--- start of Information shown ---
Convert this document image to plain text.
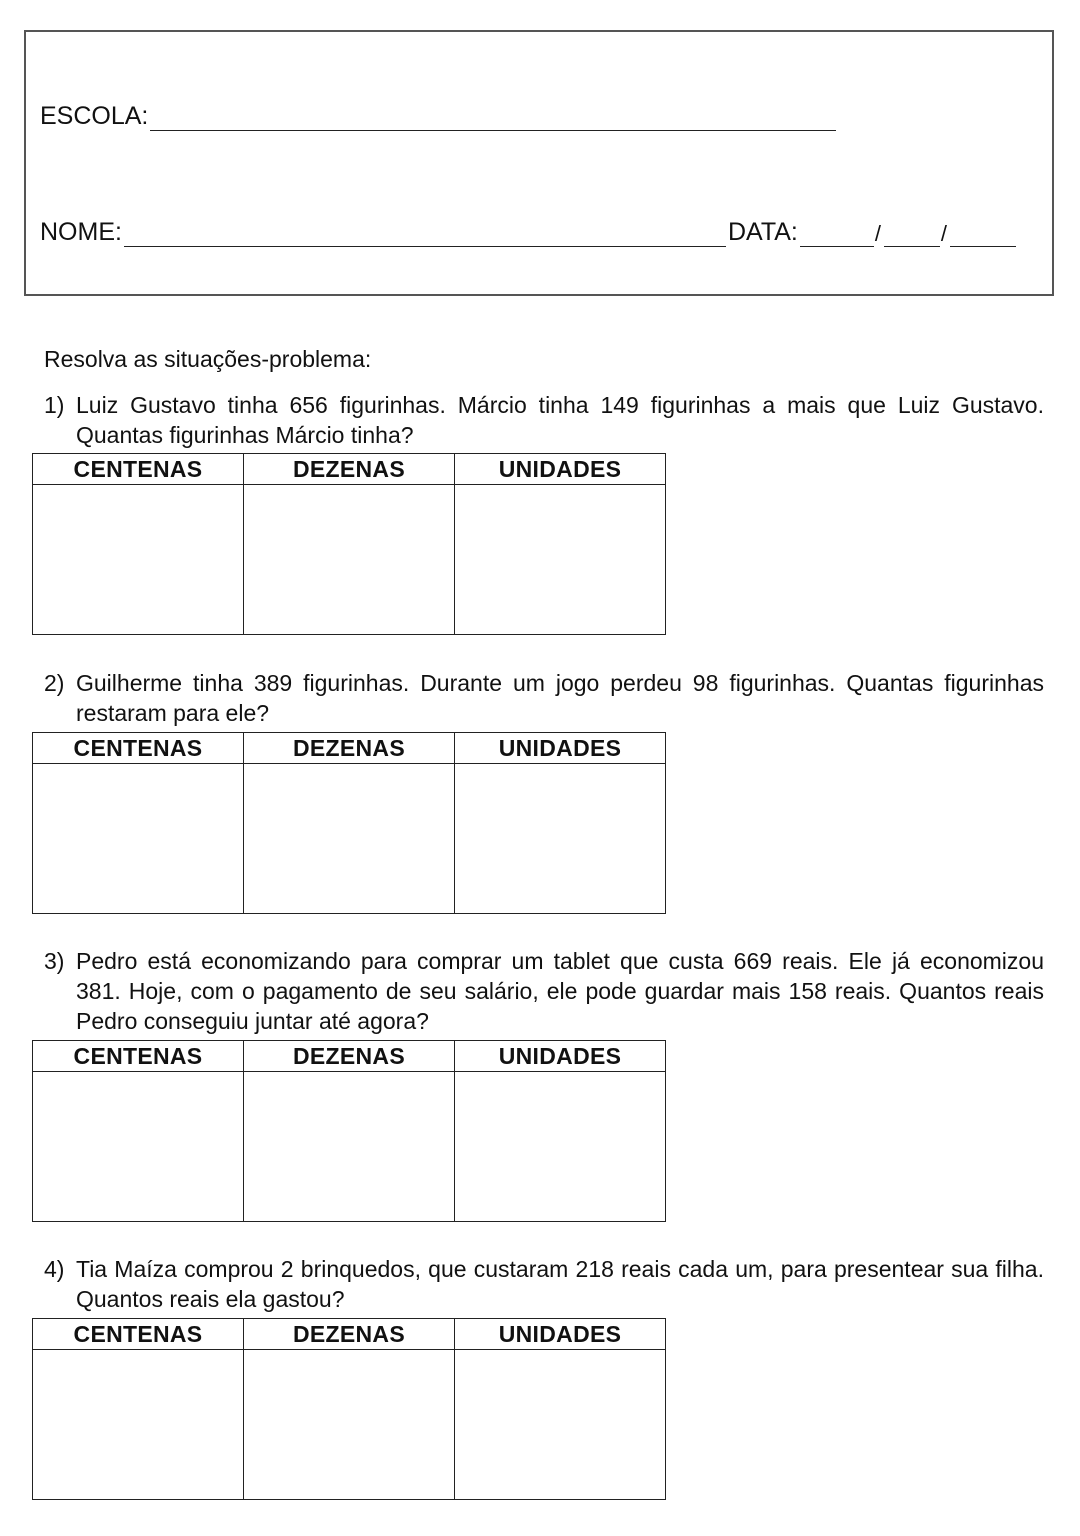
ESCOLA:
NOME:	DATA:	/	/
Resolva as situações-problema:
1) Luiz Gustavo tinha 656 figurinhas. Márcio tinha 149 figurinhas a mais que Luiz Gustavo. Quantas figurinhas Márcio tinha?
CENTENAS	DEZENAS	UNIDADES

2) Guilherme tinha 389 figurinhas. Durante um jogo perdeu 98 figurinhas. Quantas figurinhas restaram para ele?
CENTENAS	DEZENAS	UNIDADES

3) Pedro está economizando para comprar um tablet que custa 669 reais. Ele já economizou 381. Hoje, com o pagamento de seu salário, ele pode guardar mais 158 reais. Quantos reais Pedro conseguiu juntar até agora?
CENTENAS	DEZENAS	UNIDADES

4) Tia Maíza comprou 2 brinquedos, que custaram 218 reais cada um, para presentear sua filha. Quantos reais ela gastou?
CENTENAS	DEZENAS	UNIDADES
--- end of Information shown ---
* **Exercise directions**
Reproduce the records above exactly, leaving out every picture they contain.

* **Complete answer**
Convert this document image to plain text.
ESCOLA:
NOME:	DATA:	/	/
Resolva as situações-problema:
1) Luiz Gustavo tinha 656 figurinhas. Márcio tinha 149 figurinhas a mais que Luiz Gustavo. Quantas figurinhas Márcio tinha?
CENTENAS	DEZENAS	UNIDADES

2) Guilherme tinha 389 figurinhas. Durante um jogo perdeu 98 figurinhas. Quantas figurinhas restaram para ele?
CENTENAS	DEZENAS	UNIDADES

3) Pedro está economizando para comprar um tablet que custa 669 reais. Ele já economizou 381. Hoje, com o pagamento de seu salário, ele pode guardar mais 158 reais. Quantos reais Pedro conseguiu juntar até agora?
CENTENAS	DEZENAS	UNIDADES

4) Tia Maíza comprou 2 brinquedos, que custaram 218 reais cada um, para presentear sua filha. Quantos reais ela gastou?
CENTENAS	DEZENAS	UNIDADES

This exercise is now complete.